# START OF Record set

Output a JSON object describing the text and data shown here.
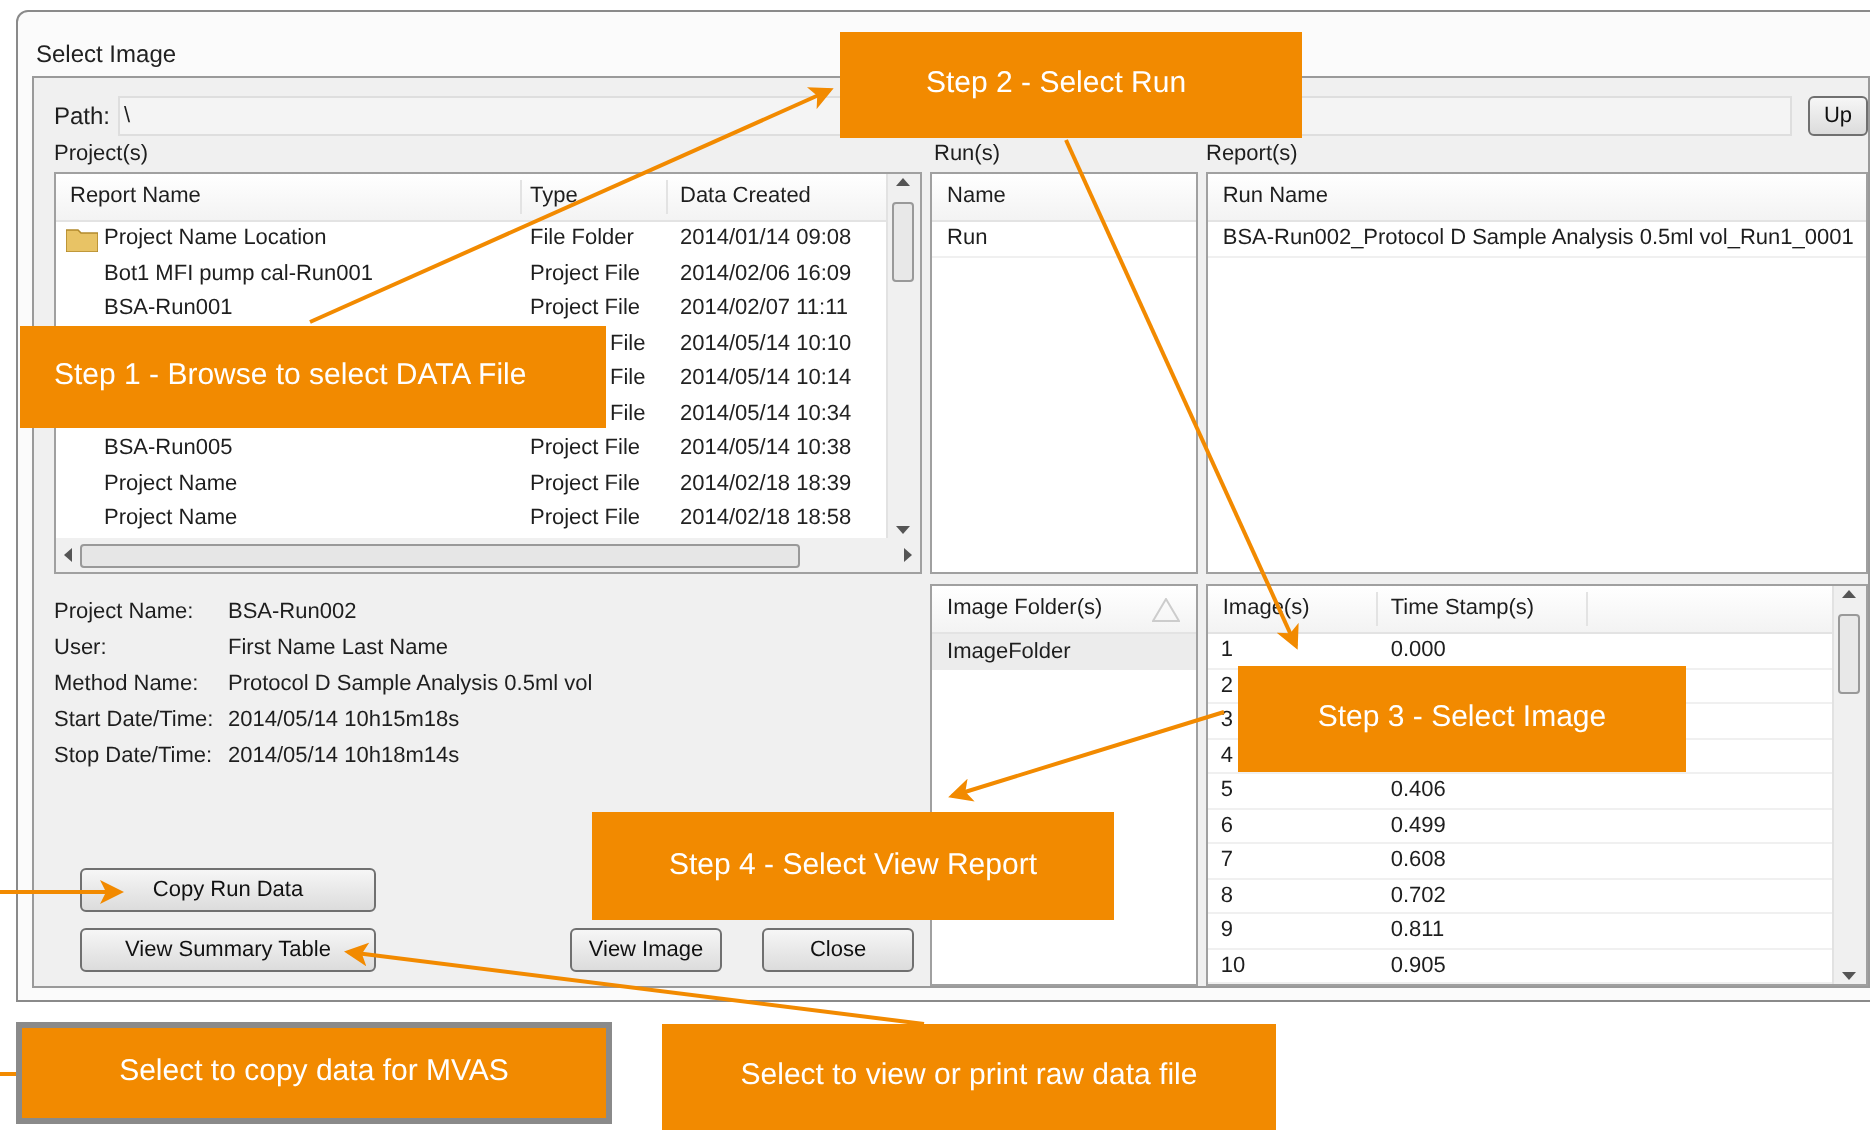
{
  "window": {
    "title": "Select Image"
  },
  "path": {
    "label": "Path:",
    "value": "\\",
    "up_button": "Up"
  },
  "projects": {
    "label": "Project(s)",
    "columns": [
      "Report Name",
      "Type",
      "Data Created"
    ],
    "rows": [
      {
        "kind": "folder",
        "name": "Project Name Location",
        "type": "File Folder",
        "created": "2014/01/14 09:08"
      },
      {
        "kind": "file",
        "name": "Bot1 MFI pump cal-Run001",
        "type": "Project File",
        "created": "2014/02/06 16:09"
      },
      {
        "kind": "file",
        "name": "BSA-Run001",
        "type": "Project File",
        "created": "2014/02/07 11:11"
      },
      {
        "kind": "covered",
        "type": "File",
        "created": "2014/05/14 10:10"
      },
      {
        "kind": "covered",
        "type": "File",
        "created": "2014/05/14 10:14"
      },
      {
        "kind": "covered",
        "type": "File",
        "created": "2014/05/14 10:34"
      },
      {
        "kind": "file",
        "name": "BSA-Run005",
        "type": "Project File",
        "created": "2014/05/14 10:38"
      },
      {
        "kind": "file",
        "name": "Project Name",
        "type": "Project File",
        "created": "2014/02/18 18:39"
      },
      {
        "kind": "file",
        "name": "Project Name",
        "type": "Project File",
        "created": "2014/02/18 18:58"
      }
    ]
  },
  "runs": {
    "label": "Run(s)",
    "column": "Name",
    "rows": [
      "Run"
    ]
  },
  "reports": {
    "label": "Report(s)",
    "column": "Run Name",
    "rows": [
      "BSA-Run002_Protocol D Sample Analysis 0.5ml vol_Run1_0001"
    ]
  },
  "details": [
    {
      "label": "Project Name:",
      "value": "BSA-Run002"
    },
    {
      "label": "User:",
      "value": "First Name Last Name"
    },
    {
      "label": "Method Name:",
      "value": "Protocol D Sample Analysis 0.5ml vol"
    },
    {
      "label": "Start Date/Time:",
      "value": "2014/05/14 10h15m18s"
    },
    {
      "label": "Stop Date/Time:",
      "value": "2014/05/14 10h18m14s"
    }
  ],
  "buttons": {
    "copy": "Copy Run Data",
    "summary": "View Summary Table",
    "view_image": "View Image",
    "close": "Close"
  },
  "image_folders": {
    "column": "Image Folder(s)",
    "rows": [
      {
        "name": "ImageFolder",
        "selected": true
      }
    ]
  },
  "images": {
    "columns": [
      "Image(s)",
      "Time Stamp(s)"
    ],
    "rows": [
      {
        "image": "1",
        "time": "0.000"
      },
      {
        "image": "2"
      },
      {
        "image": "3"
      },
      {
        "image": "4"
      },
      {
        "image": "5",
        "time": "0.406"
      },
      {
        "image": "6",
        "time": "0.499"
      },
      {
        "image": "7",
        "time": "0.608"
      },
      {
        "image": "8",
        "time": "0.702"
      },
      {
        "image": "9",
        "time": "0.811"
      },
      {
        "image": "10",
        "time": "0.905"
      }
    ]
  },
  "callouts": [
    {
      "text": "Step 1 - Browse to select DATA File"
    },
    {
      "text": "Step 2 - Select Run"
    },
    {
      "text": "Step 3 - Select Image"
    },
    {
      "text": "Step 4 - Select View Report"
    },
    {
      "text": "Select to copy data for MVAS"
    },
    {
      "text": "Select to view or print raw data file"
    }
  ]
}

# END OF Record set

:: Task details ::
Print each line of the material above exactly, with the pictures removed from your copy.

:: Answer to the task ::
Output a JSON object describing the text and data shown here.
{
  "window": {
    "title": "Select Image"
  },
  "path": {
    "label": "Path:",
    "value": "\\",
    "up_button": "Up"
  },
  "projects": {
    "label": "Project(s)",
    "columns": [
      "Report Name",
      "Type",
      "Data Created"
    ],
    "rows": [
      {
        "kind": "folder",
        "name": "Project Name Location",
        "type": "File Folder",
        "created": "2014/01/14 09:08"
      },
      {
        "kind": "file",
        "name": "Bot1 MFI pump cal-Run001",
        "type": "Project File",
        "created": "2014/02/06 16:09"
      },
      {
        "kind": "file",
        "name": "BSA-Run001",
        "type": "Project File",
        "created": "2014/02/07 11:11"
      },
      {
        "kind": "covered",
        "type": "File",
        "created": "2014/05/14 10:10"
      },
      {
        "kind": "covered",
        "type": "File",
        "created": "2014/05/14 10:14"
      },
      {
        "kind": "covered",
        "type": "File",
        "created": "2014/05/14 10:34"
      },
      {
        "kind": "file",
        "name": "BSA-Run005",
        "type": "Project File",
        "created": "2014/05/14 10:38"
      },
      {
        "kind": "file",
        "name": "Project Name",
        "type": "Project File",
        "created": "2014/02/18 18:39"
      },
      {
        "kind": "file",
        "name": "Project Name",
        "type": "Project File",
        "created": "2014/02/18 18:58"
      }
    ]
  },
  "runs": {
    "label": "Run(s)",
    "column": "Name",
    "rows": [
      "Run"
    ]
  },
  "reports": {
    "label": "Report(s)",
    "column": "Run Name",
    "rows": [
      "BSA-Run002_Protocol D Sample Analysis 0.5ml vol_Run1_0001"
    ]
  },
  "details": [
    {
      "label": "Project Name:",
      "value": "BSA-Run002"
    },
    {
      "label": "User:",
      "value": "First Name Last Name"
    },
    {
      "label": "Method Name:",
      "value": "Protocol D Sample Analysis 0.5ml vol"
    },
    {
      "label": "Start Date/Time:",
      "value": "2014/05/14 10h15m18s"
    },
    {
      "label": "Stop Date/Time:",
      "value": "2014/05/14 10h18m14s"
    }
  ],
  "buttons": {
    "copy": "Copy Run Data",
    "summary": "View Summary Table",
    "view_image": "View Image",
    "close": "Close"
  },
  "image_folders": {
    "column": "Image Folder(s)",
    "rows": [
      {
        "name": "ImageFolder",
        "selected": true
      }
    ]
  },
  "images": {
    "columns": [
      "Image(s)",
      "Time Stamp(s)"
    ],
    "rows": [
      {
        "image": "1",
        "time": "0.000"
      },
      {
        "image": "2"
      },
      {
        "image": "3"
      },
      {
        "image": "4"
      },
      {
        "image": "5",
        "time": "0.406"
      },
      {
        "image": "6",
        "time": "0.499"
      },
      {
        "image": "7",
        "time": "0.608"
      },
      {
        "image": "8",
        "time": "0.702"
      },
      {
        "image": "9",
        "time": "0.811"
      },
      {
        "image": "10",
        "time": "0.905"
      }
    ]
  },
  "callouts": [
    {
      "text": "Step 1 - Browse to select DATA File"
    },
    {
      "text": "Step 2 - Select Run"
    },
    {
      "text": "Step 3 - Select Image"
    },
    {
      "text": "Step 4 - Select View Report"
    },
    {
      "text": "Select to copy data for MVAS"
    },
    {
      "text": "Select to view or print raw data file"
    }
  ]
}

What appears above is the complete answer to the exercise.